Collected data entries
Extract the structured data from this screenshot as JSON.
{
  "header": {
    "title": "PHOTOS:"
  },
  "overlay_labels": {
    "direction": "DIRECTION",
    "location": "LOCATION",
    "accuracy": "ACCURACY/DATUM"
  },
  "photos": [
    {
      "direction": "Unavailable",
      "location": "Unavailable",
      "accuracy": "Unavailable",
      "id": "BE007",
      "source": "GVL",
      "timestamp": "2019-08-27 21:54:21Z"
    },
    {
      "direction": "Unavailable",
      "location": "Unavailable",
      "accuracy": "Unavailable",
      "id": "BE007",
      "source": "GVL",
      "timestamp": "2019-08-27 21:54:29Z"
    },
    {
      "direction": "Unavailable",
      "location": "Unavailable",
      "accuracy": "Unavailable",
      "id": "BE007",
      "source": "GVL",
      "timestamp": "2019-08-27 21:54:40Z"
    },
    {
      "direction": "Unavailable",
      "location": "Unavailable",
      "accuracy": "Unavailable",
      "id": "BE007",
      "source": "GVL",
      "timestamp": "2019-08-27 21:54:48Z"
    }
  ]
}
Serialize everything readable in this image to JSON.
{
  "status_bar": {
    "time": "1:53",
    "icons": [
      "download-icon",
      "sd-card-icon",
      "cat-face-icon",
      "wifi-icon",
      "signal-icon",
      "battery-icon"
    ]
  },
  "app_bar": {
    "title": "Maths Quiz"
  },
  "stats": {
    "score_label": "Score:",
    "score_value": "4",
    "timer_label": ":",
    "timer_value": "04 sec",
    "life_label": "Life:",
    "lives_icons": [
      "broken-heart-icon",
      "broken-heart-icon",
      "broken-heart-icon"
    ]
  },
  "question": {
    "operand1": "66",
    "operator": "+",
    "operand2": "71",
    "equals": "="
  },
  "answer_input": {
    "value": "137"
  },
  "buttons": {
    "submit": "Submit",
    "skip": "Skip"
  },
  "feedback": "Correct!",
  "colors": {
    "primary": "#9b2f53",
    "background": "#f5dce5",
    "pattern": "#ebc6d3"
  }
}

Goal of the exercise:
Each entry is to be returned in full, character for character.

Exercise output:
Extract the structured data from this screenshot as JSON.
{
  "header": {
    "title": "PHOTOS:"
  },
  "overlay_labels": {
    "direction": "DIRECTION",
    "location": "LOCATION",
    "accuracy": "ACCURACY/DATUM"
  },
  "photos": [
    {
      "direction": "Unavailable",
      "location": "Unavailable",
      "accuracy": "Unavailable",
      "id": "BE007",
      "source": "GVL",
      "timestamp": "2019-08-27 21:54:21Z"
    },
    {
      "direction": "Unavailable",
      "location": "Unavailable",
      "accuracy": "Unavailable",
      "id": "BE007",
      "source": "GVL",
      "timestamp": "2019-08-27 21:54:29Z"
    },
    {
      "direction": "Unavailable",
      "location": "Unavailable",
      "accuracy": "Unavailable",
      "id": "BE007",
      "source": "GVL",
      "timestamp": "2019-08-27 21:54:40Z"
    },
    {
      "direction": "Unavailable",
      "location": "Unavailable",
      "accuracy": "Unavailable",
      "id": "BE007",
      "source": "GVL",
      "timestamp": "2019-08-27 21:54:48Z"
    }
  ]
}
Serialize everything readable in this image to JSON.
{
  "status_bar": {
    "time": "1:53",
    "icons": [
      "download-icon",
      "sd-card-icon",
      "cat-face-icon",
      "wifi-icon",
      "signal-icon",
      "battery-icon"
    ]
  },
  "app_bar": {
    "title": "Maths Quiz"
  },
  "stats": {
    "score_label": "Score:",
    "score_value": "4",
    "timer_label": ":",
    "timer_value": "04 sec",
    "life_label": "Life:",
    "lives_icons": [
      "broken-heart-icon",
      "broken-heart-icon",
      "broken-heart-icon"
    ]
  },
  "question": {
    "operand1": "66",
    "operator": "+",
    "operand2": "71",
    "equals": "="
  },
  "answer_input": {
    "value": "137"
  },
  "buttons": {
    "submit": "Submit",
    "skip": "Skip"
  },
  "feedback": "Correct!",
  "colors": {
    "primary": "#9b2f53",
    "background": "#f5dce5",
    "pattern": "#ebc6d3"
  }
}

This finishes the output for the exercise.